### Objective
Leave out the pictures and transcribe everything else exactly.

### Stored records
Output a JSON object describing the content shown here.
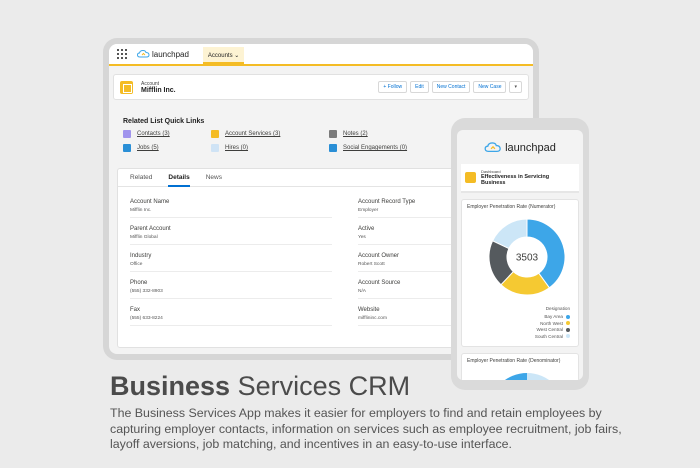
{
  "app": {
    "logo_text": "launchpad",
    "nav_tab": "Accounts",
    "colors": {
      "accent": "#f4bc25",
      "link": "#0070d2"
    }
  },
  "record": {
    "type_label": "Account",
    "name": "Mifflin Inc.",
    "actions": [
      "+ Follow",
      "Edit",
      "New Contact",
      "New Case"
    ]
  },
  "quick_links": {
    "title": "Related List Quick Links",
    "items": [
      {
        "label": "Contacts (3)",
        "icon": "contacts-icon",
        "color": "#a094ed"
      },
      {
        "label": "Account Services (3)",
        "icon": "services-icon",
        "color": "#f4bc25"
      },
      {
        "label": "Notes (2)",
        "icon": "notes-icon",
        "color": "#7a7a7a"
      },
      {
        "label": "Jobs (5)",
        "icon": "jobs-icon",
        "color": "#2a8fd6"
      },
      {
        "label": "Hires (0)",
        "icon": "hires-icon",
        "color": "#cfe3f5"
      },
      {
        "label": "Social Engagements (0)",
        "icon": "social-icon",
        "color": "#2a8fd6"
      }
    ]
  },
  "details": {
    "tabs": [
      "Related",
      "Details",
      "News"
    ],
    "left_fields": [
      {
        "label": "Account Name",
        "value": "Mifflin Inc."
      },
      {
        "label": "Parent Account",
        "value": "Mifflin Global"
      },
      {
        "label": "Industry",
        "value": "Office"
      },
      {
        "label": "Phone",
        "value": "(555) 332-8903"
      },
      {
        "label": "Fax",
        "value": "(555) 633-8224"
      }
    ],
    "right_fields": [
      {
        "label": "Account Record Type",
        "value": "Employer"
      },
      {
        "label": "Active",
        "value": "Yes"
      },
      {
        "label": "Account Owner",
        "value": "Robert Scott"
      },
      {
        "label": "Account Source",
        "value": "N/A"
      },
      {
        "label": "Website",
        "value": "mifflininc.com"
      }
    ]
  },
  "phone": {
    "logo_text": "launchpad",
    "dashboard_type": "Dashboard",
    "dashboard_title": "Effectiveness in Servicing Business",
    "chart2_title": "Employer Penetration Rate (Denominator)"
  },
  "chart_data": {
    "type": "pie",
    "title": "Employer Penetration Rate (Numerator)",
    "center_label": "3503",
    "legend_title": "Designation",
    "series": [
      {
        "name": "Bay Area",
        "value": 40,
        "color": "#3da6e8"
      },
      {
        "name": "North West",
        "value": 22,
        "color": "#f5c932"
      },
      {
        "name": "West Central",
        "value": 20,
        "color": "#555a5e"
      },
      {
        "name": "South Central",
        "value": 18,
        "color": "#cce6f7"
      }
    ]
  },
  "marketing": {
    "headline_bold": "Business",
    "headline_rest": " Services CRM",
    "description": "The Business Services App makes it easier for employers to find and retain employees by capturing employer contacts, information on services such as employee recruitment, job fairs, layoff aversions, job matching, and incentives in an easy-to-use interface."
  }
}
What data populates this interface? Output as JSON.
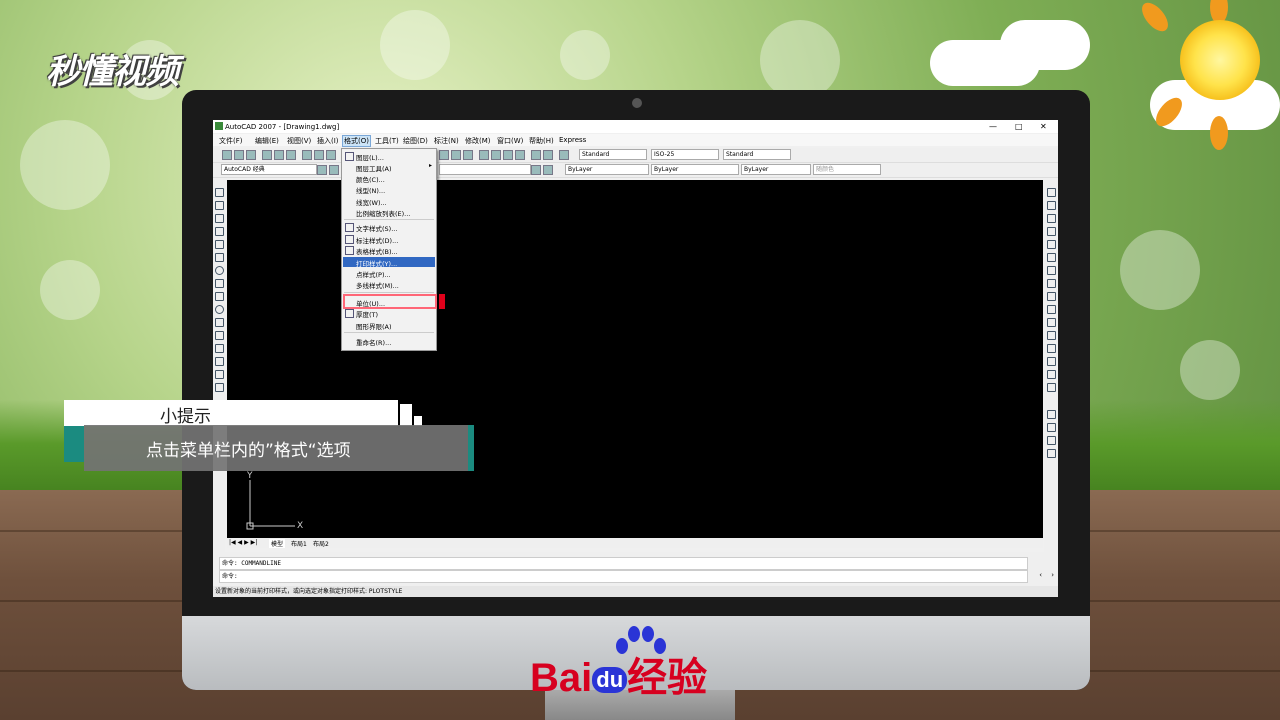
{
  "brand_logo": "秒懂视频",
  "monitor_brand": {
    "left": "Bai",
    "mid": "du",
    "right": "经验"
  },
  "app": {
    "title": "AutoCAD 2007 - [Drawing1.dwg]",
    "window_controls": [
      "—",
      "□",
      "✕"
    ],
    "menu": [
      "文件(F)",
      "编辑(E)",
      "视图(V)",
      "插入(I)",
      "格式(O)",
      "工具(T)",
      "绘图(D)",
      "标注(N)",
      "修改(M)",
      "窗口(W)",
      "帮助(H)",
      "Express"
    ],
    "active_menu": "格式(O)",
    "toolbar": {
      "text_style": "Standard",
      "dim_style": "ISO-25",
      "table_style": "Standard",
      "workspace": "AutoCAD 经典",
      "layer_color": "ByLayer",
      "linetype": "ByLayer",
      "lineweight": "ByLayer",
      "plot_style": "随颜色"
    },
    "format_menu": [
      {
        "label": "图层(L)...",
        "icon": "layers-icon"
      },
      {
        "label": "图层工具(A)",
        "submenu": true
      },
      {
        "label": "颜色(C)..."
      },
      {
        "label": "线型(N)..."
      },
      {
        "label": "线宽(W)..."
      },
      {
        "label": "比例缩放列表(E)..."
      },
      {
        "label": "文字样式(S)...",
        "icon": "text-style-icon"
      },
      {
        "label": "标注样式(D)...",
        "icon": "dim-style-icon"
      },
      {
        "label": "表格样式(B)...",
        "icon": "table-style-icon"
      },
      {
        "label": "打印样式(Y)...",
        "selected": true
      },
      {
        "label": "点样式(P)..."
      },
      {
        "label": "多线样式(M)..."
      },
      {
        "label": "单位(U)...",
        "highlighted": true
      },
      {
        "label": "厚度(T)",
        "icon": "thickness-icon"
      },
      {
        "label": "图形界限(A)"
      },
      {
        "label": "重命名(R)..."
      }
    ],
    "layout_tabs": [
      "模型",
      "布局1",
      "布局2"
    ],
    "axis": {
      "y": "Y",
      "x": "X"
    },
    "command_lines": [
      "命令: COMMANDLINE",
      "命令:"
    ],
    "status_text": "设置新对象的当前打印样式，或向选定对象指定打印样式:   PLOTSTYLE"
  },
  "tip": {
    "title": "小提示",
    "text": "点击菜单栏内的”格式“选项"
  },
  "colors": {
    "accent_teal": "#1b8b80",
    "highlight_red": "#e0001a",
    "menu_select": "#3168c2"
  }
}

### Worked solution
Output a JSON object describing the content shown here.
{
  "app": {
    "logo_text": "launchpad",
    "nav_tab": "Accounts",
    "colors": {
      "accent": "#f4bc25",
      "link": "#0070d2"
    }
  },
  "record": {
    "type_label": "Account",
    "name": "Mifflin Inc.",
    "actions": [
      "+ Follow",
      "Edit",
      "New Contact",
      "New Case"
    ]
  },
  "quick_links": {
    "title": "Related List Quick Links",
    "items": [
      {
        "label": "Contacts (3)",
        "icon": "contacts-icon",
        "color": "#a094ed"
      },
      {
        "label": "Account Services (3)",
        "icon": "services-icon",
        "color": "#f4bc25"
      },
      {
        "label": "Notes (2)",
        "icon": "notes-icon",
        "color": "#7a7a7a"
      },
      {
        "label": "Jobs (5)",
        "icon": "jobs-icon",
        "color": "#2a8fd6"
      },
      {
        "label": "Hires (0)",
        "icon": "hires-icon",
        "color": "#cfe3f5"
      },
      {
        "label": "Social Engagements (0)",
        "icon": "social-icon",
        "color": "#2a8fd6"
      }
    ]
  },
  "details": {
    "tabs": [
      "Related",
      "Details",
      "News"
    ],
    "left_fields": [
      {
        "label": "Account Name",
        "value": "Mifflin Inc."
      },
      {
        "label": "Parent Account",
        "value": "Mifflin Global"
      },
      {
        "label": "Industry",
        "value": "Office"
      },
      {
        "label": "Phone",
        "value": "(555) 332-8903"
      },
      {
        "label": "Fax",
        "value": "(555) 633-8224"
      }
    ],
    "right_fields": [
      {
        "label": "Account Record Type",
        "value": "Employer"
      },
      {
        "label": "Active",
        "value": "Yes"
      },
      {
        "label": "Account Owner",
        "value": "Robert Scott"
      },
      {
        "label": "Account Source",
        "value": "N/A"
      },
      {
        "label": "Website",
        "value": "mifflininc.com"
      }
    ]
  },
  "phone": {
    "logo_text": "launchpad",
    "dashboard_type": "Dashboard",
    "dashboard_title": "Effectiveness in Servicing Business",
    "chart2_title": "Employer Penetration Rate (Denominator)"
  },
  "chart_data": {
    "type": "pie",
    "title": "Employer Penetration Rate (Numerator)",
    "center_label": "3503",
    "legend_title": "Designation",
    "series": [
      {
        "name": "Bay Area",
        "value": 40,
        "color": "#3da6e8"
      },
      {
        "name": "North West",
        "value": 22,
        "color": "#f5c932"
      },
      {
        "name": "West Central",
        "value": 20,
        "color": "#555a5e"
      },
      {
        "name": "South Central",
        "value": 18,
        "color": "#cce6f7"
      }
    ]
  },
  "marketing": {
    "headline_bold": "Business",
    "headline_rest": " Services CRM",
    "description": "The Business Services App makes it easier for employers to find and retain employees by capturing employer contacts, information on services such as employee recruitment, job fairs, layoff aversions, job matching, and incentives in an easy-to-use interface."
  }
}
What data populates this interface? Output as JSON.
{
  "brand_logo": "秒懂视频",
  "monitor_brand": {
    "left": "Bai",
    "mid": "du",
    "right": "经验"
  },
  "app": {
    "title": "AutoCAD 2007 - [Drawing1.dwg]",
    "window_controls": [
      "—",
      "□",
      "✕"
    ],
    "menu": [
      "文件(F)",
      "编辑(E)",
      "视图(V)",
      "插入(I)",
      "格式(O)",
      "工具(T)",
      "绘图(D)",
      "标注(N)",
      "修改(M)",
      "窗口(W)",
      "帮助(H)",
      "Express"
    ],
    "active_menu": "格式(O)",
    "toolbar": {
      "text_style": "Standard",
      "dim_style": "ISO-25",
      "table_style": "Standard",
      "workspace": "AutoCAD 经典",
      "layer_color": "ByLayer",
      "linetype": "ByLayer",
      "lineweight": "ByLayer",
      "plot_style": "随颜色"
    },
    "format_menu": [
      {
        "label": "图层(L)...",
        "icon": "layers-icon"
      },
      {
        "label": "图层工具(A)",
        "submenu": true
      },
      {
        "label": "颜色(C)..."
      },
      {
        "label": "线型(N)..."
      },
      {
        "label": "线宽(W)..."
      },
      {
        "label": "比例缩放列表(E)..."
      },
      {
        "label": "文字样式(S)...",
        "icon": "text-style-icon"
      },
      {
        "label": "标注样式(D)...",
        "icon": "dim-style-icon"
      },
      {
        "label": "表格样式(B)...",
        "icon": "table-style-icon"
      },
      {
        "label": "打印样式(Y)...",
        "selected": true
      },
      {
        "label": "点样式(P)..."
      },
      {
        "label": "多线样式(M)..."
      },
      {
        "label": "单位(U)...",
        "highlighted": true
      },
      {
        "label": "厚度(T)",
        "icon": "thickness-icon"
      },
      {
        "label": "图形界限(A)"
      },
      {
        "label": "重命名(R)..."
      }
    ],
    "layout_tabs": [
      "模型",
      "布局1",
      "布局2"
    ],
    "axis": {
      "y": "Y",
      "x": "X"
    },
    "command_lines": [
      "命令: COMMANDLINE",
      "命令:"
    ],
    "status_text": "设置新对象的当前打印样式，或向选定对象指定打印样式:   PLOTSTYLE"
  },
  "tip": {
    "title": "小提示",
    "text": "点击菜单栏内的”格式“选项"
  },
  "colors": {
    "accent_teal": "#1b8b80",
    "highlight_red": "#e0001a",
    "menu_select": "#3168c2"
  }
}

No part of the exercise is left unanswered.